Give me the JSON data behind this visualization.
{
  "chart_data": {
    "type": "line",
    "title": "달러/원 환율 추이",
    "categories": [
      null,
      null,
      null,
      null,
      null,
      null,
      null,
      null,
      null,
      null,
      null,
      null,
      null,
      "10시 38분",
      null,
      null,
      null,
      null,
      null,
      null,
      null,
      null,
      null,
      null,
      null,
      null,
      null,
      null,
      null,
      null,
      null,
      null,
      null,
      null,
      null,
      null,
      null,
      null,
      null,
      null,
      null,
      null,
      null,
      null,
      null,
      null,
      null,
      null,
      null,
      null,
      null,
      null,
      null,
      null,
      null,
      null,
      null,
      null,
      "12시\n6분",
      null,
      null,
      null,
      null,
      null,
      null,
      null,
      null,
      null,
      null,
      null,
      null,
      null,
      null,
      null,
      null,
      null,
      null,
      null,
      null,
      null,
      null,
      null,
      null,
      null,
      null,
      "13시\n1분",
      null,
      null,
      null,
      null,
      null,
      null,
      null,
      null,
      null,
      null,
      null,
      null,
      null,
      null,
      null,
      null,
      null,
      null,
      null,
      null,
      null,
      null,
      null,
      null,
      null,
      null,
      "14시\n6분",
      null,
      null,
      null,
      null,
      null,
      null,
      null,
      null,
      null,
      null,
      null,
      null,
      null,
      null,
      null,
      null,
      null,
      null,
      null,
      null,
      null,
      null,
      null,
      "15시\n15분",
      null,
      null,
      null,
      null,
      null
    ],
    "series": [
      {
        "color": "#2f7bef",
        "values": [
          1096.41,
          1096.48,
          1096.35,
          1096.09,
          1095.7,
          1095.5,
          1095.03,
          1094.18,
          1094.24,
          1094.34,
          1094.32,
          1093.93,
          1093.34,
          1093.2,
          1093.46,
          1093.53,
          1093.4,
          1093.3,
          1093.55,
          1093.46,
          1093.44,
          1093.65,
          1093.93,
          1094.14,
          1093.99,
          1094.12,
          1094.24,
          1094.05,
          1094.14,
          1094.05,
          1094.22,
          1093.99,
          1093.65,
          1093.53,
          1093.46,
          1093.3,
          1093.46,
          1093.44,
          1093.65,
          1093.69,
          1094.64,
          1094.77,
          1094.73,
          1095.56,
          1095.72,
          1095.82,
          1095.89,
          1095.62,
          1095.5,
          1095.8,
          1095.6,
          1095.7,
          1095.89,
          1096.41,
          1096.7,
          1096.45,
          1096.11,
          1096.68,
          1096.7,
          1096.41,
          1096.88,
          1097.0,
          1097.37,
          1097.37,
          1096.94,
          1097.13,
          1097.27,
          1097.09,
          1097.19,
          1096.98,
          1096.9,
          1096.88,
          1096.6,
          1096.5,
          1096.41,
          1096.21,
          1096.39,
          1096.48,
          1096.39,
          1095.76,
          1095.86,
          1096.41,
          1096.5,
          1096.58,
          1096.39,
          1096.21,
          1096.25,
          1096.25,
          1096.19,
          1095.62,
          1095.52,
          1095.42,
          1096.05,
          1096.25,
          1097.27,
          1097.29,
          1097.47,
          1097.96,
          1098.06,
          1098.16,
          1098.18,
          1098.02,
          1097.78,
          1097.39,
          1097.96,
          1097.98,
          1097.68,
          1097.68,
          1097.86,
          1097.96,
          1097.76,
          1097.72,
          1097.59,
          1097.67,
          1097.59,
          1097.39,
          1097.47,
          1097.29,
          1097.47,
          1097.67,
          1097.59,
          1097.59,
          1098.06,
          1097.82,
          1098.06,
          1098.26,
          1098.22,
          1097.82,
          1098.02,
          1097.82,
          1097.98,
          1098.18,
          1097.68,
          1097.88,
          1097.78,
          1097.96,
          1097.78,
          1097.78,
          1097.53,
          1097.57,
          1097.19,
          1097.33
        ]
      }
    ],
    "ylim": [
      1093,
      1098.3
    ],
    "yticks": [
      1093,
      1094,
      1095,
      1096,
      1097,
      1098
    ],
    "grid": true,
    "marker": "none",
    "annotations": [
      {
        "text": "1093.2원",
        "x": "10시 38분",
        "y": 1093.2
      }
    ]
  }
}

= = = =

> _Required task_
From the records above, extract every entry exactly as given.

> _Result for this task_
Give me the JSON data behind this visualization.
{
  "chart_data": {
    "type": "line",
    "title": "달러/원 환율 추이",
    "categories": [
      null,
      null,
      null,
      null,
      null,
      null,
      null,
      null,
      null,
      null,
      null,
      null,
      null,
      "10시 38분",
      null,
      null,
      null,
      null,
      null,
      null,
      null,
      null,
      null,
      null,
      null,
      null,
      null,
      null,
      null,
      null,
      null,
      null,
      null,
      null,
      null,
      null,
      null,
      null,
      null,
      null,
      null,
      null,
      null,
      null,
      null,
      null,
      null,
      null,
      null,
      null,
      null,
      null,
      null,
      null,
      null,
      null,
      null,
      null,
      "12시\n6분",
      null,
      null,
      null,
      null,
      null,
      null,
      null,
      null,
      null,
      null,
      null,
      null,
      null,
      null,
      null,
      null,
      null,
      null,
      null,
      null,
      null,
      null,
      null,
      null,
      null,
      null,
      "13시\n1분",
      null,
      null,
      null,
      null,
      null,
      null,
      null,
      null,
      null,
      null,
      null,
      null,
      null,
      null,
      null,
      null,
      null,
      null,
      null,
      null,
      null,
      null,
      null,
      null,
      null,
      null,
      "14시\n6분",
      null,
      null,
      null,
      null,
      null,
      null,
      null,
      null,
      null,
      null,
      null,
      null,
      null,
      null,
      null,
      null,
      null,
      null,
      null,
      null,
      null,
      null,
      null,
      "15시\n15분",
      null,
      null,
      null,
      null,
      null
    ],
    "series": [
      {
        "color": "#2f7bef",
        "values": [
          1096.41,
          1096.48,
          1096.35,
          1096.09,
          1095.7,
          1095.5,
          1095.03,
          1094.18,
          1094.24,
          1094.34,
          1094.32,
          1093.93,
          1093.34,
          1093.2,
          1093.46,
          1093.53,
          1093.4,
          1093.3,
          1093.55,
          1093.46,
          1093.44,
          1093.65,
          1093.93,
          1094.14,
          1093.99,
          1094.12,
          1094.24,
          1094.05,
          1094.14,
          1094.05,
          1094.22,
          1093.99,
          1093.65,
          1093.53,
          1093.46,
          1093.3,
          1093.46,
          1093.44,
          1093.65,
          1093.69,
          1094.64,
          1094.77,
          1094.73,
          1095.56,
          1095.72,
          1095.82,
          1095.89,
          1095.62,
          1095.5,
          1095.8,
          1095.6,
          1095.7,
          1095.89,
          1096.41,
          1096.7,
          1096.45,
          1096.11,
          1096.68,
          1096.7,
          1096.41,
          1096.88,
          1097.0,
          1097.37,
          1097.37,
          1096.94,
          1097.13,
          1097.27,
          1097.09,
          1097.19,
          1096.98,
          1096.9,
          1096.88,
          1096.6,
          1096.5,
          1096.41,
          1096.21,
          1096.39,
          1096.48,
          1096.39,
          1095.76,
          1095.86,
          1096.41,
          1096.5,
          1096.58,
          1096.39,
          1096.21,
          1096.25,
          1096.25,
          1096.19,
          1095.62,
          1095.52,
          1095.42,
          1096.05,
          1096.25,
          1097.27,
          1097.29,
          1097.47,
          1097.96,
          1098.06,
          1098.16,
          1098.18,
          1098.02,
          1097.78,
          1097.39,
          1097.96,
          1097.98,
          1097.68,
          1097.68,
          1097.86,
          1097.96,
          1097.76,
          1097.72,
          1097.59,
          1097.67,
          1097.59,
          1097.39,
          1097.47,
          1097.29,
          1097.47,
          1097.67,
          1097.59,
          1097.59,
          1098.06,
          1097.82,
          1098.06,
          1098.26,
          1098.22,
          1097.82,
          1098.02,
          1097.82,
          1097.98,
          1098.18,
          1097.68,
          1097.88,
          1097.78,
          1097.96,
          1097.78,
          1097.78,
          1097.53,
          1097.57,
          1097.19,
          1097.33
        ]
      }
    ],
    "ylim": [
      1093,
      1098.3
    ],
    "yticks": [
      1093,
      1094,
      1095,
      1096,
      1097,
      1098
    ],
    "grid": true,
    "marker": "none",
    "annotations": [
      {
        "text": "1093.2원",
        "x": "10시 38분",
        "y": 1093.2
      }
    ]
  }
}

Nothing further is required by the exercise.